━━━ Records for processing ━━━

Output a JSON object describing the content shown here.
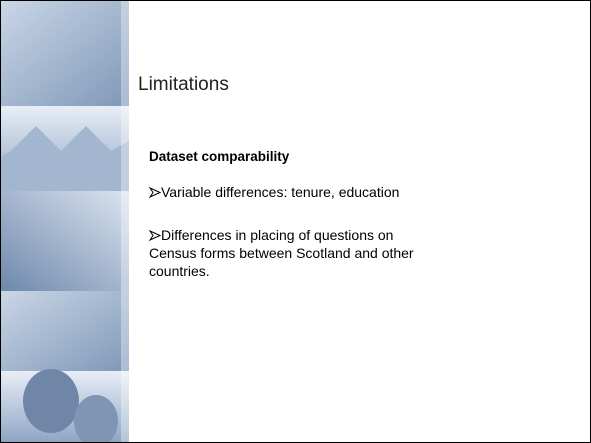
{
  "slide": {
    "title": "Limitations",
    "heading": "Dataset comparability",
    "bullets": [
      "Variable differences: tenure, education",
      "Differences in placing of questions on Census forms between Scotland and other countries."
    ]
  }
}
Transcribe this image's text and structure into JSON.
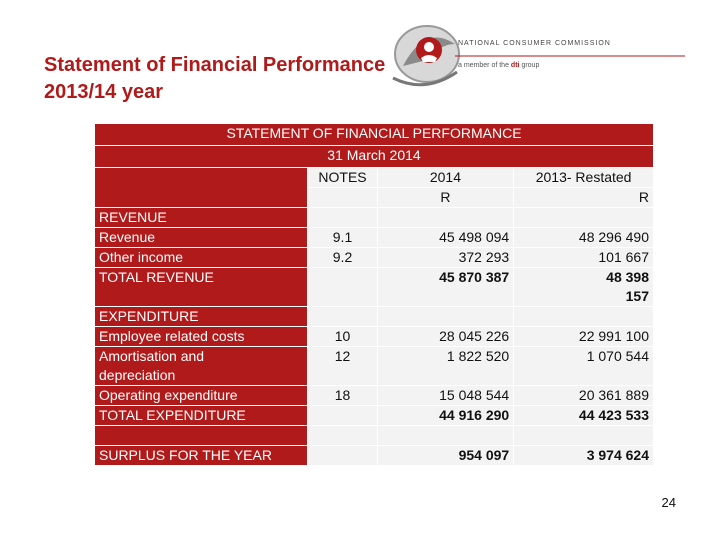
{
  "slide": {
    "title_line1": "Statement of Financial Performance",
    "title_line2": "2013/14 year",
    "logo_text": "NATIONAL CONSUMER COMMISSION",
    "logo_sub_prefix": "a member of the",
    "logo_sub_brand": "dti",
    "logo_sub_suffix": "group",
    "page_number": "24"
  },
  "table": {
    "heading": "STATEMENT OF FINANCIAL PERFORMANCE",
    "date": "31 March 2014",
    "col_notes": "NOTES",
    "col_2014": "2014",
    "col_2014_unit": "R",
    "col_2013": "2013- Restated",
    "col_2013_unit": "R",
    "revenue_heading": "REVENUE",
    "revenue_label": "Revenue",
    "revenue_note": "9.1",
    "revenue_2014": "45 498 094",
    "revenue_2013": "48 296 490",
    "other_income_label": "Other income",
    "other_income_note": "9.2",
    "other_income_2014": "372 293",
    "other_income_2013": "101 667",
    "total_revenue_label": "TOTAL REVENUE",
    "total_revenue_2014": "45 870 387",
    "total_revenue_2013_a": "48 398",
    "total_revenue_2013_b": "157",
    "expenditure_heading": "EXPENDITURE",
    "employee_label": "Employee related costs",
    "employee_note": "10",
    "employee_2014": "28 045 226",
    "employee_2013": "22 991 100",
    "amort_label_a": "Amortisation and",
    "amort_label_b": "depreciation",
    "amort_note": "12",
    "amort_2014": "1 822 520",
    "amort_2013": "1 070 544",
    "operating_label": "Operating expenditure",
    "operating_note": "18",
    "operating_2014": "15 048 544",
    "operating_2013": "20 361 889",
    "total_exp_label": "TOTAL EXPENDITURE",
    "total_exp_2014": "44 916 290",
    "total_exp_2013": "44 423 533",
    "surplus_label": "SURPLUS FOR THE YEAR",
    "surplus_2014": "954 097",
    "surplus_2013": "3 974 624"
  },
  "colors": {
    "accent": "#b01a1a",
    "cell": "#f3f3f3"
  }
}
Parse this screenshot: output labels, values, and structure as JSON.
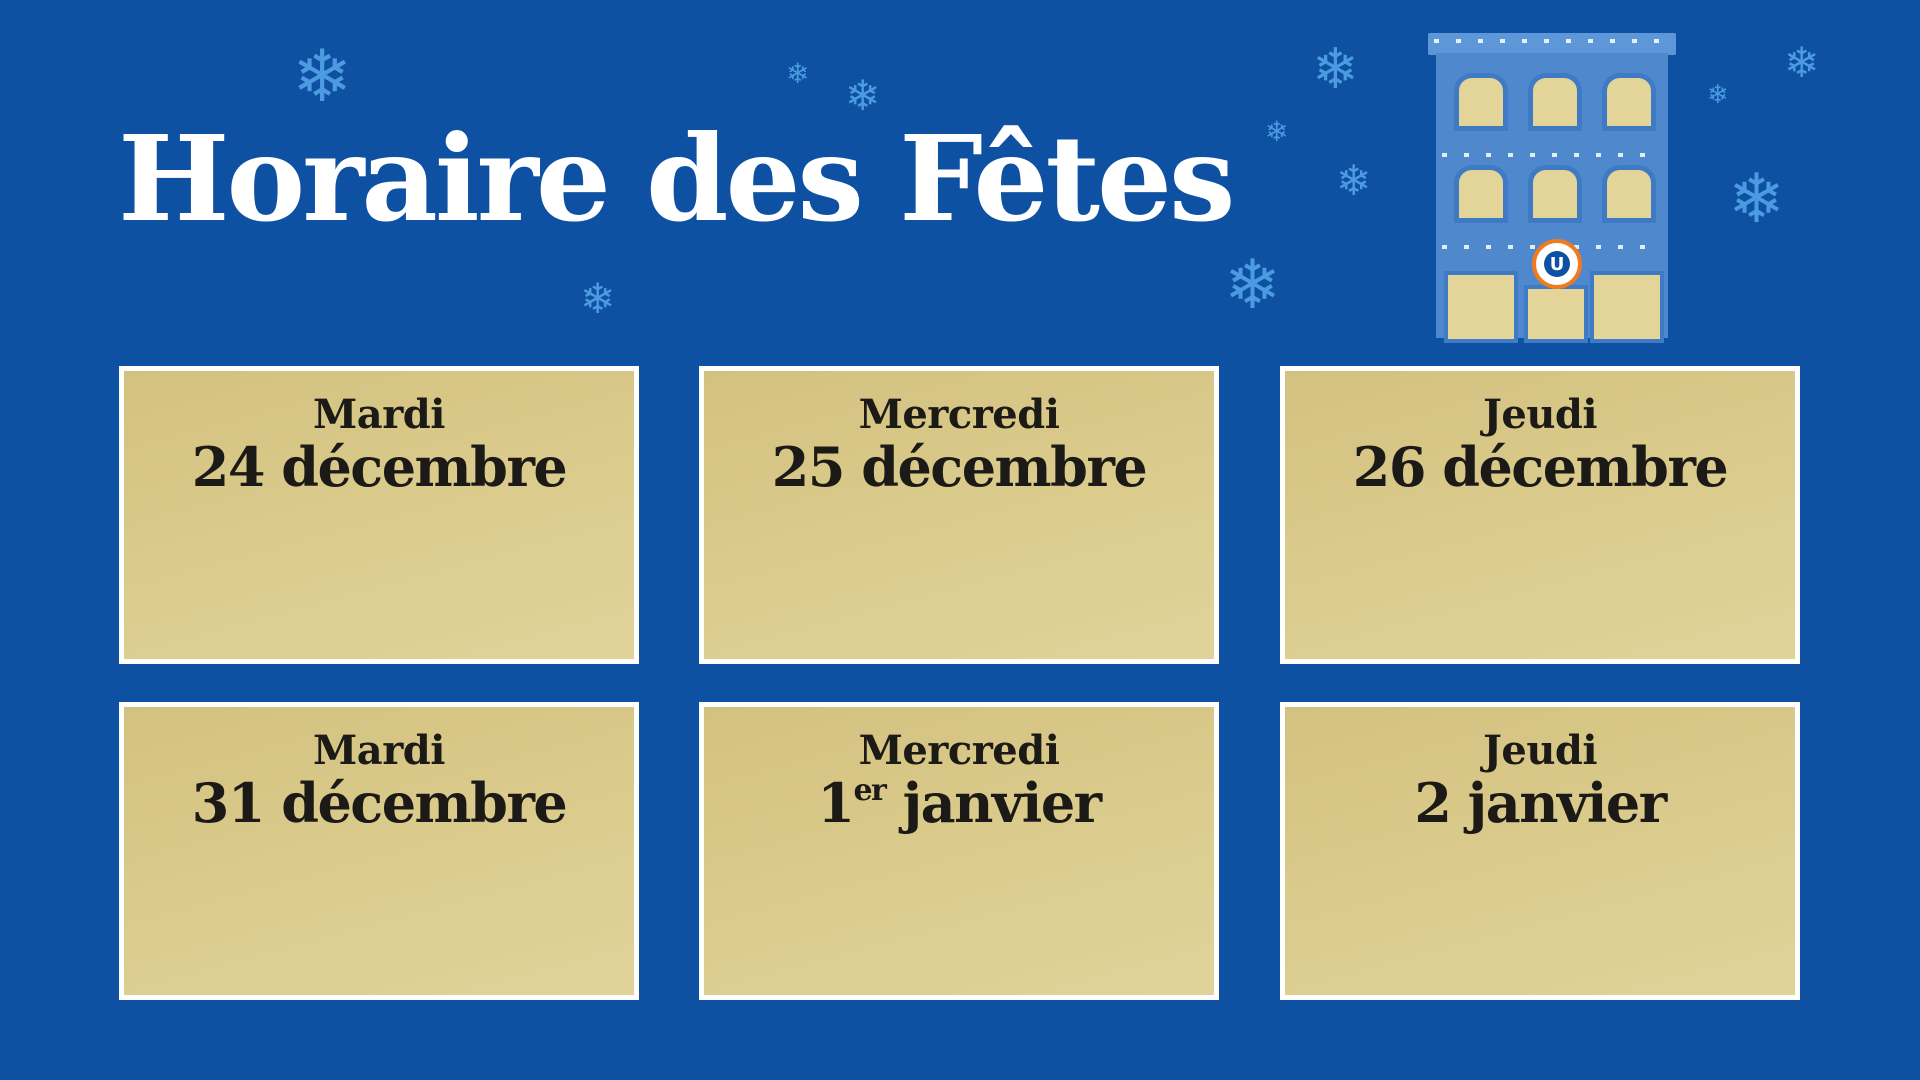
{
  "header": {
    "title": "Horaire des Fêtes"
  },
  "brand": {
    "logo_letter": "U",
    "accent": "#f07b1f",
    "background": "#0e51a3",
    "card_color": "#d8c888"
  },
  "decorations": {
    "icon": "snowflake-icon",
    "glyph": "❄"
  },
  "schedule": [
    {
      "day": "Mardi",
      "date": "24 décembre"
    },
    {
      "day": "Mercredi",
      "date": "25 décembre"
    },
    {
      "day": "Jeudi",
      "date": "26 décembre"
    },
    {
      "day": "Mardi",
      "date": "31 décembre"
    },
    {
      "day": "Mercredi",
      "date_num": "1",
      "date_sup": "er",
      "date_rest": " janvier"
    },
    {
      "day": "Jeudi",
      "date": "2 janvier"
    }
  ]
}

━━━

__Task goal__
Repeat the material exactly as it reads, without any of its pictures.

__Output of the task__
Output a JSON object describing the content shown here.
{
  "slide": {
    "title": "Limitations",
    "heading": "Dataset comparability",
    "bullets": [
      "Variable differences: tenure, education",
      "Differences in placing of questions on Census forms between Scotland and other countries."
    ]
  }
}
Transcribe this image's text and structure into JSON.
{
  "slide": {
    "title_line1": "Statement of Financial Performance",
    "title_line2": "2013/14 year",
    "logo_text": "NATIONAL CONSUMER COMMISSION",
    "logo_sub_prefix": "a member of the",
    "logo_sub_brand": "dti",
    "logo_sub_suffix": "group",
    "page_number": "24"
  },
  "table": {
    "heading": "STATEMENT OF FINANCIAL PERFORMANCE",
    "date": "31 March 2014",
    "col_notes": "NOTES",
    "col_2014": "2014",
    "col_2014_unit": "R",
    "col_2013": "2013- Restated",
    "col_2013_unit": "R",
    "revenue_heading": "REVENUE",
    "revenue_label": "Revenue",
    "revenue_note": "9.1",
    "revenue_2014": "45 498 094",
    "revenue_2013": "48 296 490",
    "other_income_label": "Other income",
    "other_income_note": "9.2",
    "other_income_2014": "372 293",
    "other_income_2013": "101 667",
    "total_revenue_label": "TOTAL REVENUE",
    "total_revenue_2014": "45 870 387",
    "total_revenue_2013_a": "48 398",
    "total_revenue_2013_b": "157",
    "expenditure_heading": "EXPENDITURE",
    "employee_label": "Employee related costs",
    "employee_note": "10",
    "employee_2014": "28 045 226",
    "employee_2013": "22 991 100",
    "amort_label_a": "Amortisation and",
    "amort_label_b": "depreciation",
    "amort_note": "12",
    "amort_2014": "1 822 520",
    "amort_2013": "1 070 544",
    "operating_label": "Operating expenditure",
    "operating_note": "18",
    "operating_2014": "15 048 544",
    "operating_2013": "20 361 889",
    "total_exp_label": "TOTAL EXPENDITURE",
    "total_exp_2014": "44 916 290",
    "total_exp_2013": "44 423 533",
    "surplus_label": "SURPLUS FOR THE YEAR",
    "surplus_2014": "954 097",
    "surplus_2013": "3 974 624"
  },
  "colors": {
    "accent": "#b01a1a",
    "cell": "#f3f3f3"
  }
}
Parse this screenshot: output labels, values, and structure as JSON.
{
  "header": {
    "title": "Horaire des Fêtes"
  },
  "brand": {
    "logo_letter": "U",
    "accent": "#f07b1f",
    "background": "#0e51a3",
    "card_color": "#d8c888"
  },
  "decorations": {
    "icon": "snowflake-icon",
    "glyph": "❄"
  },
  "schedule": [
    {
      "day": "Mardi",
      "date": "24 décembre"
    },
    {
      "day": "Mercredi",
      "date": "25 décembre"
    },
    {
      "day": "Jeudi",
      "date": "26 décembre"
    },
    {
      "day": "Mardi",
      "date": "31 décembre"
    },
    {
      "day": "Mercredi",
      "date_num": "1",
      "date_sup": "er",
      "date_rest": " janvier"
    },
    {
      "day": "Jeudi",
      "date": "2 janvier"
    }
  ]
}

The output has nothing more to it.